**WRITTEN REQUEST**
Copy out every line exactly as given.

**DATA SECTION**
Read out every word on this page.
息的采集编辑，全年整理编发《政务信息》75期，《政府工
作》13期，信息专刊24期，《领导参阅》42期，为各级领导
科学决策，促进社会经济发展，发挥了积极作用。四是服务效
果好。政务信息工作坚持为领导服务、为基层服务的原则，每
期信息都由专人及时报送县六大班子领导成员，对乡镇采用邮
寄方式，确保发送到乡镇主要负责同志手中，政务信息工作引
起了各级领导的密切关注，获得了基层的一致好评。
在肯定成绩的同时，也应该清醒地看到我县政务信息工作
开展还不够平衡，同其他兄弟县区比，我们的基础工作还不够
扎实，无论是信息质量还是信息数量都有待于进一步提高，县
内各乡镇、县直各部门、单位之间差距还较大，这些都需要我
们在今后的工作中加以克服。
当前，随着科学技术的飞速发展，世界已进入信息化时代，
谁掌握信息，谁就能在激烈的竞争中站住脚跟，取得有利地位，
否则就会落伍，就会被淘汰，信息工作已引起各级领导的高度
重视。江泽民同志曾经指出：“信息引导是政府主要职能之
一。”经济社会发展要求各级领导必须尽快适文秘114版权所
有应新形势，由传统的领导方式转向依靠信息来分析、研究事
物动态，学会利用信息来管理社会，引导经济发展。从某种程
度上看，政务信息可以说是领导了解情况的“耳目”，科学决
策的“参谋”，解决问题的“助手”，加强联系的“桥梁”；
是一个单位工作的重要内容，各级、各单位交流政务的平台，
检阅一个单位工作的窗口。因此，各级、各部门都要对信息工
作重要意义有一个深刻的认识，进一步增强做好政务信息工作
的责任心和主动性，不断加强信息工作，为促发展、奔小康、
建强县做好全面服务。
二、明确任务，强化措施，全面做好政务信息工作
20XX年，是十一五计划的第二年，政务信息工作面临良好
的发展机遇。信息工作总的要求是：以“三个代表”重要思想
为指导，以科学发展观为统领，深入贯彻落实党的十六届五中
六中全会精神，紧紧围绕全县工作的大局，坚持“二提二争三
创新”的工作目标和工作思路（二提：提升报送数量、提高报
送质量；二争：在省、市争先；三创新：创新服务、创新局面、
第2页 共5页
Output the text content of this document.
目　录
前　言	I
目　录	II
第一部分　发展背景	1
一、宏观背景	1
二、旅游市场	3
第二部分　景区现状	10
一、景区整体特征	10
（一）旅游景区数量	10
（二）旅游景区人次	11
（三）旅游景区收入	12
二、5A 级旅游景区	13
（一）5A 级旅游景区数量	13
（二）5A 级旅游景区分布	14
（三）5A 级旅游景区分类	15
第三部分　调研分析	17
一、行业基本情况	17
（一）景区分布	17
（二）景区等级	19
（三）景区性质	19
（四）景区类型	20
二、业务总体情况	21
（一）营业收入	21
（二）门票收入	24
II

**WRITTEN RESPONSE**
Read out every word on this page.
息的采集编辑，全年整理编发《政务信息》75期，《政府工
作》13期，信息专刊24期，《领导参阅》42期，为各级领导
科学决策，促进社会经济发展，发挥了积极作用。四是服务效
果好。政务信息工作坚持为领导服务、为基层服务的原则，每
期信息都由专人及时报送县六大班子领导成员，对乡镇采用邮
寄方式，确保发送到乡镇主要负责同志手中，政务信息工作引
起了各级领导的密切关注，获得了基层的一致好评。
在肯定成绩的同时，也应该清醒地看到我县政务信息工作
开展还不够平衡，同其他兄弟县区比，我们的基础工作还不够
扎实，无论是信息质量还是信息数量都有待于进一步提高，县
内各乡镇、县直各部门、单位之间差距还较大，这些都需要我
们在今后的工作中加以克服。
当前，随着科学技术的飞速发展，世界已进入信息化时代，
谁掌握信息，谁就能在激烈的竞争中站住脚跟，取得有利地位，
否则就会落伍，就会被淘汰，信息工作已引起各级领导的高度
重视。江泽民同志曾经指出：“信息引导是政府主要职能之
一。”经济社会发展要求各级领导必须尽快适文秘114版权所
有应新形势，由传统的领导方式转向依靠信息来分析、研究事
物动态，学会利用信息来管理社会，引导经济发展。从某种程
度上看，政务信息可以说是领导了解情况的“耳目”，科学决
策的“参谋”，解决问题的“助手”，加强联系的“桥梁”；
是一个单位工作的重要内容，各级、各单位交流政务的平台，
检阅一个单位工作的窗口。因此，各级、各部门都要对信息工
作重要意义有一个深刻的认识，进一步增强做好政务信息工作
的责任心和主动性，不断加强信息工作，为促发展、奔小康、
建强县做好全面服务。
二、明确任务，强化措施，全面做好政务信息工作
20XX年，是十一五计划的第二年，政务信息工作面临良好
的发展机遇。信息工作总的要求是：以“三个代表”重要思想
为指导，以科学发展观为统领，深入贯彻落实党的十六届五中
六中全会精神，紧紧围绕全县工作的大局，坚持“二提二争三
创新”的工作目标和工作思路（二提：提升报送数量、提高报
送质量；二争：在省、市争先；三创新：创新服务、创新局面、
第2页 共5页
Output the text content of this document.
目　录
前　言	I
目　录	II
第一部分　发展背景	1
一、宏观背景	1
二、旅游市场	3
第二部分　景区现状	10
一、景区整体特征	10
（一）旅游景区数量	10
（二）旅游景区人次	11
（三）旅游景区收入	12
二、5A 级旅游景区	13
（一）5A 级旅游景区数量	13
（二）5A 级旅游景区分布	14
（三）5A 级旅游景区分类	15
第三部分　调研分析	17
一、行业基本情况	17
（一）景区分布	17
（二）景区等级	19
（三）景区性质	19
（四）景区类型	20
二、业务总体情况	21
（一）营业收入	21
（二）门票收入	24
II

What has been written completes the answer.